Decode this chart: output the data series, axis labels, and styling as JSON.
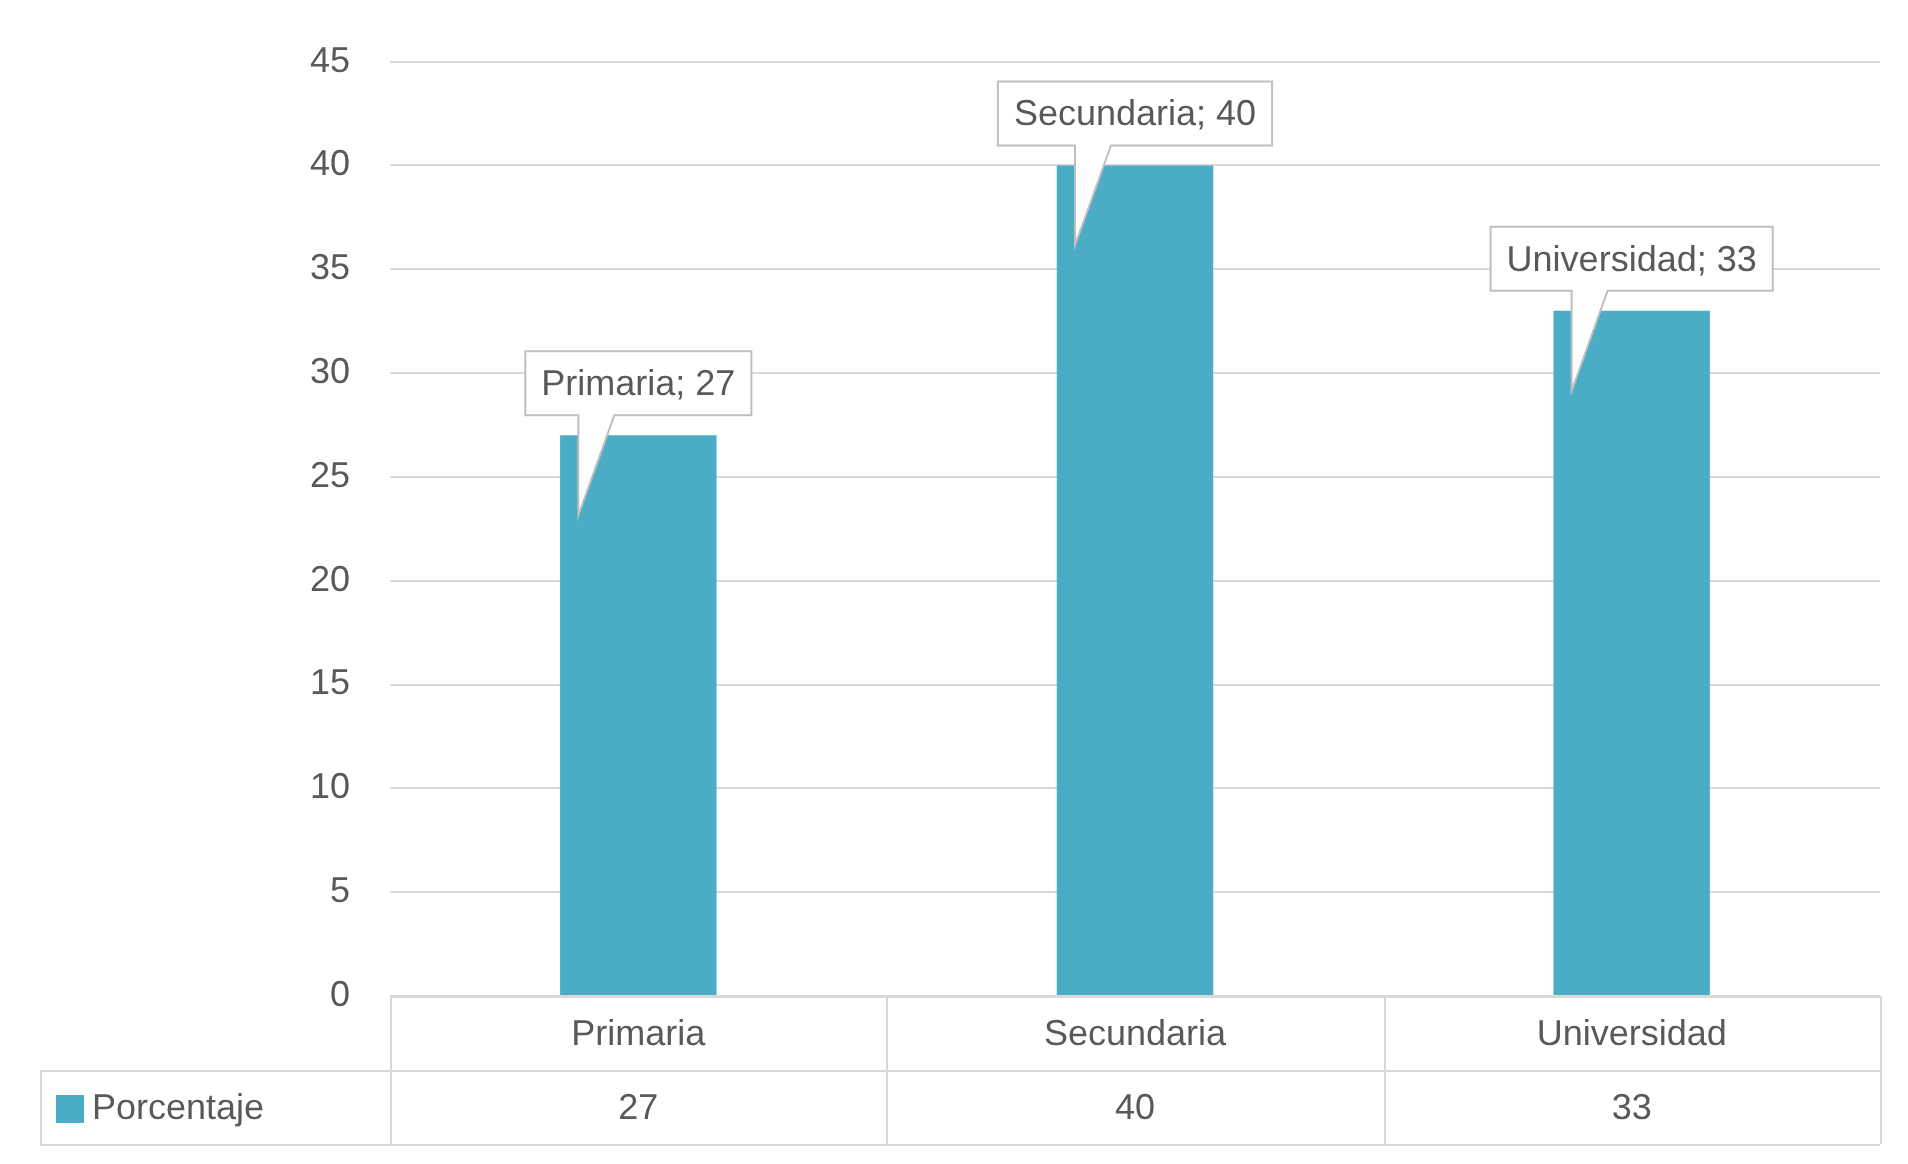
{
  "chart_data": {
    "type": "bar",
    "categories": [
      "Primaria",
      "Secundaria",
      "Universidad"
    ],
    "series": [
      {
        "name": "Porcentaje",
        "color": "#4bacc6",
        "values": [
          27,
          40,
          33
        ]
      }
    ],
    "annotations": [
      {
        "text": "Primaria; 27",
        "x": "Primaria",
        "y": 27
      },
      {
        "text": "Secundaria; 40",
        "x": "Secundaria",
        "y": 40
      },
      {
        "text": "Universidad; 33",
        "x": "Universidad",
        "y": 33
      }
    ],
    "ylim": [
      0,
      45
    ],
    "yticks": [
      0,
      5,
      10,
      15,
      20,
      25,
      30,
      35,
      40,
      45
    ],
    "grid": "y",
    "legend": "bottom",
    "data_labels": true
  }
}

------------------------------------

INSTRUCTIONS TO FOLLOW » Write the listing above out again exactly, dropping each image.

RESULT OF THIS EXERCISE »
Decode this chart: output the data series, axis labels, and styling as JSON.
{
  "chart_data": {
    "type": "bar",
    "categories": [
      "Primaria",
      "Secundaria",
      "Universidad"
    ],
    "series": [
      {
        "name": "Porcentaje",
        "color": "#4bacc6",
        "values": [
          27,
          40,
          33
        ]
      }
    ],
    "annotations": [
      {
        "text": "Primaria; 27",
        "x": "Primaria",
        "y": 27
      },
      {
        "text": "Secundaria; 40",
        "x": "Secundaria",
        "y": 40
      },
      {
        "text": "Universidad; 33",
        "x": "Universidad",
        "y": 33
      }
    ],
    "ylim": [
      0,
      45
    ],
    "yticks": [
      0,
      5,
      10,
      15,
      20,
      25,
      30,
      35,
      40,
      45
    ],
    "grid": "y",
    "legend": "bottom",
    "data_labels": true
  }
}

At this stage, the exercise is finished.